*EXERCISE AIM*. Where a line contains the word "Tender", copy that line.

Stored entries
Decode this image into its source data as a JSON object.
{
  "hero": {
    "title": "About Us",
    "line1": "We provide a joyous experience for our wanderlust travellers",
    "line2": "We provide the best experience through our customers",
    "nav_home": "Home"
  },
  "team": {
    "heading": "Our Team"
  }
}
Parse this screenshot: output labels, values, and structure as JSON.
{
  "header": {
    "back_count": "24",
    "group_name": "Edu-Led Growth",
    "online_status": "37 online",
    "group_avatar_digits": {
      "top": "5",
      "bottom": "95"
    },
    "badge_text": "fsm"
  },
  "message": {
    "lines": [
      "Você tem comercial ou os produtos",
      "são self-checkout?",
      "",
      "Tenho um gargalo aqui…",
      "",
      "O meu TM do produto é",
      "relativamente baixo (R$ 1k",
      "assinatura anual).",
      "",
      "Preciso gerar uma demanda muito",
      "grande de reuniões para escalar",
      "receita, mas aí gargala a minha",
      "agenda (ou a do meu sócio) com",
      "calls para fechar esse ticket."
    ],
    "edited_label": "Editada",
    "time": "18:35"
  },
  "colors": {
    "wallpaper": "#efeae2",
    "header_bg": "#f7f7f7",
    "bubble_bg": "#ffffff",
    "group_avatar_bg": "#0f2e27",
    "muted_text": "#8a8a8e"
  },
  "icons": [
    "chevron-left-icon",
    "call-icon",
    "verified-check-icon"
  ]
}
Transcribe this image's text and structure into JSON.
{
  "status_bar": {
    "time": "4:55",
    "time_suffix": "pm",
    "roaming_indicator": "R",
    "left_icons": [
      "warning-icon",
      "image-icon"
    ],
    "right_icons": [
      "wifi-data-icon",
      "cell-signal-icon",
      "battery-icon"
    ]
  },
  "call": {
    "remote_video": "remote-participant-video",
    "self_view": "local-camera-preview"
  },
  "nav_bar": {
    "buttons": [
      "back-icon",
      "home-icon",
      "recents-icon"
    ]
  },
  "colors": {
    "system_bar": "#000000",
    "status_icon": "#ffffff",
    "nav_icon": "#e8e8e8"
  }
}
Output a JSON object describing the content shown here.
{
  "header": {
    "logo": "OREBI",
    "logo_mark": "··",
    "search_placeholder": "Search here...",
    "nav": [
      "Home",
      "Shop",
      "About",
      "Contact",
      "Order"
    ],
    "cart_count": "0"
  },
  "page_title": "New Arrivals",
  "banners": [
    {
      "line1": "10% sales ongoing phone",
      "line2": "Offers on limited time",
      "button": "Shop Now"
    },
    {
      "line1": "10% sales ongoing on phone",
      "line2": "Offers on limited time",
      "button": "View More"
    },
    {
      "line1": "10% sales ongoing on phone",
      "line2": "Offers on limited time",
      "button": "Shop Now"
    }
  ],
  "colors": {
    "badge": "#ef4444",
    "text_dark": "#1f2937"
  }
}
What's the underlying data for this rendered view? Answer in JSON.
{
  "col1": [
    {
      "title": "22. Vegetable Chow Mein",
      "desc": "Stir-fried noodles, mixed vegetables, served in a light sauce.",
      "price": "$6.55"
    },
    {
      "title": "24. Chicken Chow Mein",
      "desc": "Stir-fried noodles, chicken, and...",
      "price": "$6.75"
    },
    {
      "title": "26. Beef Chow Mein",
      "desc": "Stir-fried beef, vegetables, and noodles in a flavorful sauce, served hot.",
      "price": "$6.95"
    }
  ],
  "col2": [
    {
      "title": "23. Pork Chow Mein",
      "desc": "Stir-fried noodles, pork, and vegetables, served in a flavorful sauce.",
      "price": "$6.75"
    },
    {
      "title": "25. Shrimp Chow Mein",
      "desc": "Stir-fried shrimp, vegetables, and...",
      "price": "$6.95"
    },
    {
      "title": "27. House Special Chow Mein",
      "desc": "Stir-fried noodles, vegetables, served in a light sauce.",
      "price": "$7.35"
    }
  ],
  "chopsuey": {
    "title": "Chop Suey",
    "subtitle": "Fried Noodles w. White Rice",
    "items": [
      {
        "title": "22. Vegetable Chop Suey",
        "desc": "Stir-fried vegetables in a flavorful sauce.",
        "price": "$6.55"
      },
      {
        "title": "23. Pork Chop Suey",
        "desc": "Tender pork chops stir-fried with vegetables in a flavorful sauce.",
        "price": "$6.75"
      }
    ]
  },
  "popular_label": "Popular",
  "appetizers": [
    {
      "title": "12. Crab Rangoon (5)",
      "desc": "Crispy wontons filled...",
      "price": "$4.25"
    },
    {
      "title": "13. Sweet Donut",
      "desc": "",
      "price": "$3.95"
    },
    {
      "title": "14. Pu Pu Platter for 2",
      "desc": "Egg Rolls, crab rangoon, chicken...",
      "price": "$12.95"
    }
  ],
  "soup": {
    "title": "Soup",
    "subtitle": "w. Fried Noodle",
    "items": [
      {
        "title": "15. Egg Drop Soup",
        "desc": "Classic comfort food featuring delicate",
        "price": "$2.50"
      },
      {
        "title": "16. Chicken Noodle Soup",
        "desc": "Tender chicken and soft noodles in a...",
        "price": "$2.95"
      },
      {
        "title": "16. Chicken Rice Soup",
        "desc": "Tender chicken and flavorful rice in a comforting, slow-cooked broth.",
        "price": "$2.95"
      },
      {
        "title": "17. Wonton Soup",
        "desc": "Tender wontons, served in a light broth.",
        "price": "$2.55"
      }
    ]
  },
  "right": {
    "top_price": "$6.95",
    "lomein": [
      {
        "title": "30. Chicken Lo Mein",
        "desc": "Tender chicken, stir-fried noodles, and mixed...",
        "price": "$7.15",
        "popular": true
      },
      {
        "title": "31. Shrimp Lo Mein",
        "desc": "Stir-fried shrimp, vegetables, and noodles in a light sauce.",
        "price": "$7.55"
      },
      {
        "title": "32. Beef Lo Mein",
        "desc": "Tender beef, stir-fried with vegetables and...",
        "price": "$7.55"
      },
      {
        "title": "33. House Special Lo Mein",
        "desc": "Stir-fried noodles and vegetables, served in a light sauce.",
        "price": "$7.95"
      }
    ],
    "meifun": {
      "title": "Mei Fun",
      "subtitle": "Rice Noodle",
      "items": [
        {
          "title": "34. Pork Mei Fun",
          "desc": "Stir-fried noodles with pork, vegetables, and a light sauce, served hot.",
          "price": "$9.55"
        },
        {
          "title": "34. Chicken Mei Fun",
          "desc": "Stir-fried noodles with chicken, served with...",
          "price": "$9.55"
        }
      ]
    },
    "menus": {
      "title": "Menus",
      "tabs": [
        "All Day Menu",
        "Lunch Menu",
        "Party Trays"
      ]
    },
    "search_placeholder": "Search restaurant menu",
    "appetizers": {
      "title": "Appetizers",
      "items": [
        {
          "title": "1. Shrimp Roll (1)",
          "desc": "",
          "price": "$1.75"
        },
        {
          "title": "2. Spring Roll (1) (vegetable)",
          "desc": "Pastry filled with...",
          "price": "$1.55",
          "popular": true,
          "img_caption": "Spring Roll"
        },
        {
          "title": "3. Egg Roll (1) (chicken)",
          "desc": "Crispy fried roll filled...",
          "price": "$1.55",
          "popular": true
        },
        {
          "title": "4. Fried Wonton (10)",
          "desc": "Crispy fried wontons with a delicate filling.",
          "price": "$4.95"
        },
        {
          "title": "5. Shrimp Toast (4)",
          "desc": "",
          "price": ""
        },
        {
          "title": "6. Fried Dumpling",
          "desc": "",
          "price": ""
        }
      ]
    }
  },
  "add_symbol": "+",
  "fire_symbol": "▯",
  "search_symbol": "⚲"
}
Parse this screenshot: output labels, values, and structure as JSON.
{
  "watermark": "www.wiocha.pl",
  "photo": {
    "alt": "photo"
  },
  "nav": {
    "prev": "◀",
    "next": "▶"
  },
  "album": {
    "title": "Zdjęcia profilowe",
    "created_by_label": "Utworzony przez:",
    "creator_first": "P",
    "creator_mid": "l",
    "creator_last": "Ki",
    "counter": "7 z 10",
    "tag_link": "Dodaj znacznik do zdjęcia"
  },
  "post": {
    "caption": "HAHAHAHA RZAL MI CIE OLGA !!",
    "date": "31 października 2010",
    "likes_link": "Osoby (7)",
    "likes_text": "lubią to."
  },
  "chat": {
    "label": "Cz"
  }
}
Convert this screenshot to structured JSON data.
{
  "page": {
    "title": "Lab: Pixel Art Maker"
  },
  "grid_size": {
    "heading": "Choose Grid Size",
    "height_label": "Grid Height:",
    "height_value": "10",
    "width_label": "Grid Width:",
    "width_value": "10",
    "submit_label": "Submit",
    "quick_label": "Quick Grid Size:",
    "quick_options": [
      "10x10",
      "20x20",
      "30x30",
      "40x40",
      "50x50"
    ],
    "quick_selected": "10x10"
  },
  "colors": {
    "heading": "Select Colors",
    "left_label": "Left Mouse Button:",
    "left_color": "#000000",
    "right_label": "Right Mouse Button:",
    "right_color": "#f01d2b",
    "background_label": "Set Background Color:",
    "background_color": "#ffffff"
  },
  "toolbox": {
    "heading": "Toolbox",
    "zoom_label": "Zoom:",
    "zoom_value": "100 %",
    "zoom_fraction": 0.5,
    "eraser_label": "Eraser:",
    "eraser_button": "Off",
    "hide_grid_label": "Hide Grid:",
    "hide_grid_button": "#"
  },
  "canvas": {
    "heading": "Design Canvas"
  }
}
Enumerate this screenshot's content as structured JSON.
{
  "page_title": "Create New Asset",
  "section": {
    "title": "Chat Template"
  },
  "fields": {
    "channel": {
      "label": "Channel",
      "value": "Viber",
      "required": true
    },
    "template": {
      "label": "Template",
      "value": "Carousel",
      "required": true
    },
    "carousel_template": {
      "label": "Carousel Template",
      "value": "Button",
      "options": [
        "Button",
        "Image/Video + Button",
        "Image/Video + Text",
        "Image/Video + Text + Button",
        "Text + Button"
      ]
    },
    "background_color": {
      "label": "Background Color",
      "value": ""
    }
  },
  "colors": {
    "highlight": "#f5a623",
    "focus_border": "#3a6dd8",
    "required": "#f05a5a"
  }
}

*THE COMPLETED TASK*.
        "desc": "Tender pork chops stir-fried with vegetables in a flavorful sauce.",
        "desc": "Tender chicken and soft noodles in a...",
        "desc": "Tender chicken and flavorful rice in a comforting, slow-cooked broth.",
        "desc": "Tender wontons, served in a light broth.",
        "desc": "Tender chicken, stir-fried noodles, and mixed...",
        "desc": "Tender beef, stir-fried with vegetables and...",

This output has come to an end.